Layout dataset data
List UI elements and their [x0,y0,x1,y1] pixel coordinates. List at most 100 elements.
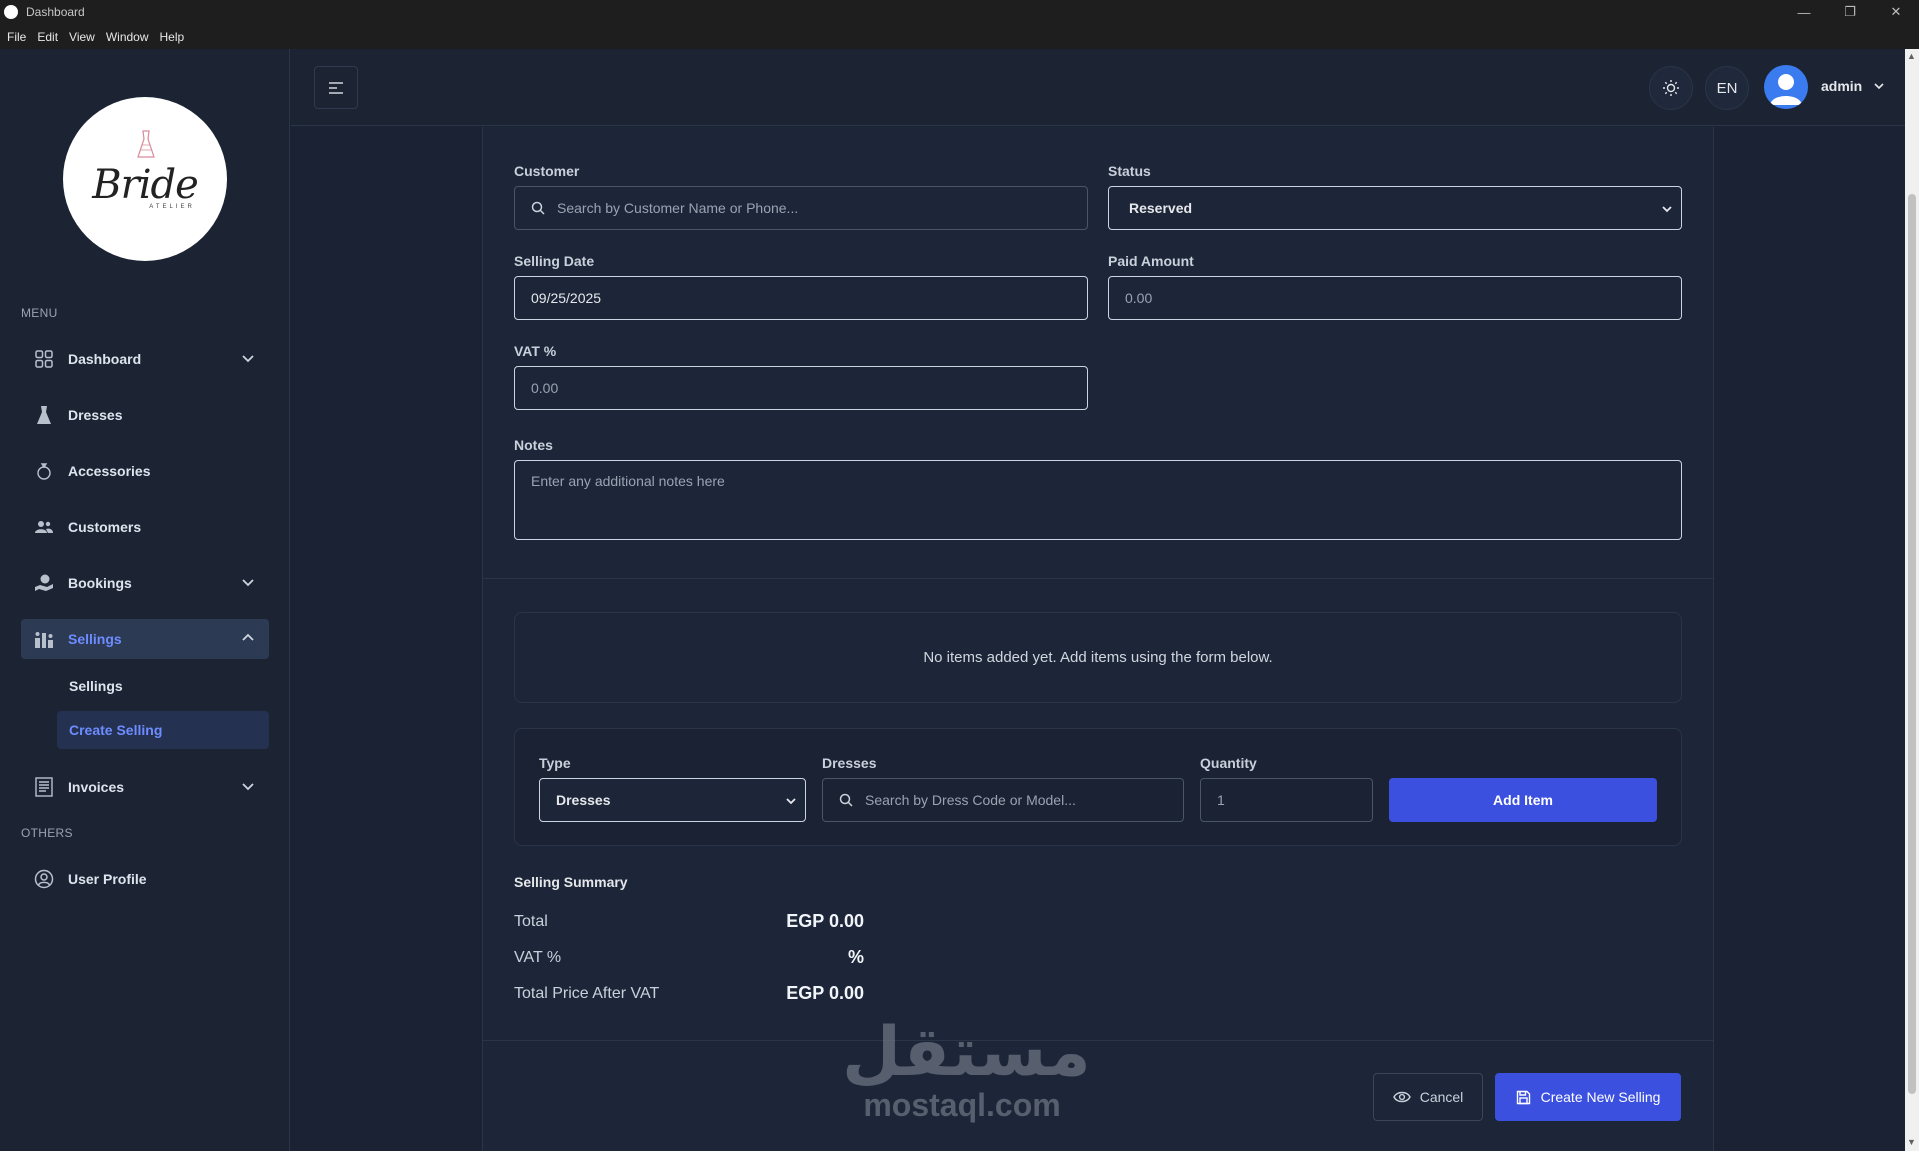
booking-icon [34,573,54,593]
grid-icon [34,349,54,369]
menu-window[interactable]: Window [106,30,149,44]
status-select[interactable]: Reserved [1108,186,1682,230]
chevron-down-icon [242,355,254,363]
sidebar-item-label: Invoices [68,779,125,795]
type-select-value: Dresses [556,792,611,808]
menu-help[interactable]: Help [160,30,185,44]
summary-total-label: Total [514,913,548,930]
scrollbar[interactable]: ▲ ▼ [1905,49,1919,1151]
users-icon [34,517,54,537]
minimize-button[interactable]: — [1781,0,1827,24]
quantity-input[interactable]: 1 [1200,778,1373,822]
ring-icon [34,461,54,481]
invoice-icon [34,777,54,797]
sidebar-subitem-sellings[interactable]: Sellings [57,667,269,705]
user-avatar-icon [1770,74,1802,105]
chevron-down-icon [786,798,796,805]
status-select-value: Reserved [1129,200,1193,216]
create-new-selling-button[interactable]: Create New Selling [1495,1073,1681,1121]
type-select[interactable]: Dresses [539,778,806,822]
menu-view[interactable]: View [69,30,95,44]
sidebar-subitem-create-selling[interactable]: Create Selling [57,711,269,749]
user-name[interactable]: admin [1821,78,1862,94]
avatar[interactable] [1764,65,1808,109]
section-divider [482,578,1714,579]
menubar: File Edit View Window Help [0,24,1919,49]
selling-date-input[interactable]: 09/25/2025 [514,276,1088,320]
logo[interactable]: Bride ATELIER [63,97,227,261]
cancel-button[interactable]: Cancel [1373,1073,1483,1121]
chevron-down-icon[interactable] [1873,80,1885,92]
menu-file[interactable]: File [7,30,26,44]
close-button[interactable]: ✕ [1873,0,1919,24]
chevron-up-icon [242,633,254,641]
sidebar-item-user-profile[interactable]: User Profile [21,859,269,899]
summary-vat-value: % [847,947,864,967]
dress-search-input[interactable]: Search by Dress Code or Model... [822,778,1184,822]
type-label: Type [539,755,571,771]
sidebar-item-label: Bookings [68,575,132,591]
summary-total-value: EGP 0.00 [786,911,864,931]
menu-edit[interactable]: Edit [37,30,58,44]
dresses-label: Dresses [822,755,877,771]
paid-amount-label: Paid Amount [1108,253,1194,269]
vat-label: VAT % [514,343,557,359]
top-header: EN admin [291,49,1905,126]
selling-date-value: 09/25/2025 [531,290,602,306]
paid-amount-input[interactable]: 0.00 [1108,276,1682,320]
theme-toggle-button[interactable] [1649,66,1693,110]
sidebar-item-label: Dresses [68,407,123,423]
sidebar-item-accessories[interactable]: Accessories [21,451,269,491]
sidebar-item-sellings[interactable]: Sellings [21,619,269,659]
notes-textarea[interactable]: Enter any additional notes here [514,460,1682,540]
sidebar-item-dashboard[interactable]: Dashboard [21,339,269,379]
sidebar-toggle-button[interactable] [314,66,358,109]
scroll-up-arrow[interactable]: ▲ [1907,51,1916,61]
summary-total-after-vat-value: EGP 0.00 [786,983,864,1003]
notes-label: Notes [514,437,553,453]
customer-search-input[interactable]: Search by Customer Name or Phone... [514,186,1088,230]
logo-subtext: ATELIER [149,204,195,210]
app-icon [4,5,18,19]
watermark-arabic: مستقل [842,1013,1091,1092]
section-divider [482,1040,1714,1041]
dress-search-placeholder: Search by Dress Code or Model... [865,792,1076,808]
save-icon [1516,1090,1530,1104]
vat-input[interactable]: 0.00 [514,366,1088,410]
cancel-button-label: Cancel [1419,1089,1464,1105]
chevron-down-icon [242,783,254,791]
window-title: Dashboard [26,5,85,19]
selling-summary-title: Selling Summary [514,874,628,890]
scrollbar-thumb[interactable] [1908,194,1916,1094]
restore-button[interactable]: ❐ [1827,0,1873,24]
menu-section-label: MENU [21,306,58,320]
create-new-selling-label: Create New Selling [1540,1089,1661,1105]
sellings-icon [34,629,54,649]
vat-placeholder: 0.00 [531,380,559,396]
watermark: مستقل mostaql.com [842,1013,1091,1123]
sun-icon [1663,80,1679,96]
watermark-latin: mostaql.com [863,1087,1061,1123]
sidebar-item-customers[interactable]: Customers [21,507,269,547]
scroll-down-arrow[interactable]: ▼ [1907,1137,1916,1147]
sidebar-item-dresses[interactable]: Dresses [21,395,269,435]
window-controls: — ❐ ✕ [1781,0,1919,24]
logo-text: Bride [92,162,199,208]
window-titlebar: Dashboard — ❐ ✕ [0,0,1919,24]
paid-amount-placeholder: 0.00 [1125,290,1153,306]
sidebar-item-invoices[interactable]: Invoices [21,767,269,807]
customer-search-placeholder: Search by Customer Name or Phone... [557,200,799,216]
sidebar: Bride ATELIER MENU Dashboard Dresses Acc… [0,49,290,1151]
summary-vat-label: VAT % [514,949,562,966]
user-circle-icon [34,869,54,889]
chevron-down-icon [1662,206,1672,213]
quantity-value: 1 [1217,792,1225,808]
language-button[interactable]: EN [1705,66,1749,110]
sidebar-item-label: Dashboard [68,351,142,367]
customer-label: Customer [514,163,580,179]
quantity-label: Quantity [1200,755,1257,771]
add-item-button[interactable]: Add Item [1389,778,1657,822]
sidebar-item-label: Accessories [68,463,151,479]
sidebar-item-bookings[interactable]: Bookings [21,563,269,603]
sidebar-item-label: User Profile [68,871,147,887]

--- Work instructions ---
Copy these lines unchanged, starting with the line containing "booking-icon [34,573,54,593]" and going on through the line containing "type-select[interactable]: Dresses [539,778,806,822]", with both of those lines included.

--- Task solution ---
booking-icon [34,573,54,593]
grid-icon [34,349,54,369]
menu-window[interactable]: Window [106,30,149,44]
status-select[interactable]: Reserved [1108,186,1682,230]
chevron-down-icon [242,355,254,363]
sidebar-item-label: Invoices [68,779,125,795]
type-select-value: Dresses [556,792,611,808]
menu-help[interactable]: Help [160,30,185,44]
summary-total-label: Total [514,913,548,930]
scrollbar[interactable]: ▲ ▼ [1905,49,1919,1151]
users-icon [34,517,54,537]
minimize-button[interactable]: — [1781,0,1827,24]
quantity-input[interactable]: 1 [1200,778,1373,822]
ring-icon [34,461,54,481]
invoice-icon [34,777,54,797]
sidebar-subitem-sellings[interactable]: Sellings [57,667,269,705]
user-avatar-icon [1770,74,1802,105]
chevron-down-icon [786,798,796,805]
status-select-value: Reserved [1129,200,1193,216]
create-new-selling-button[interactable]: Create New Selling [1495,1073,1681,1121]
type-select[interactable]: Dresses [539,778,806,822]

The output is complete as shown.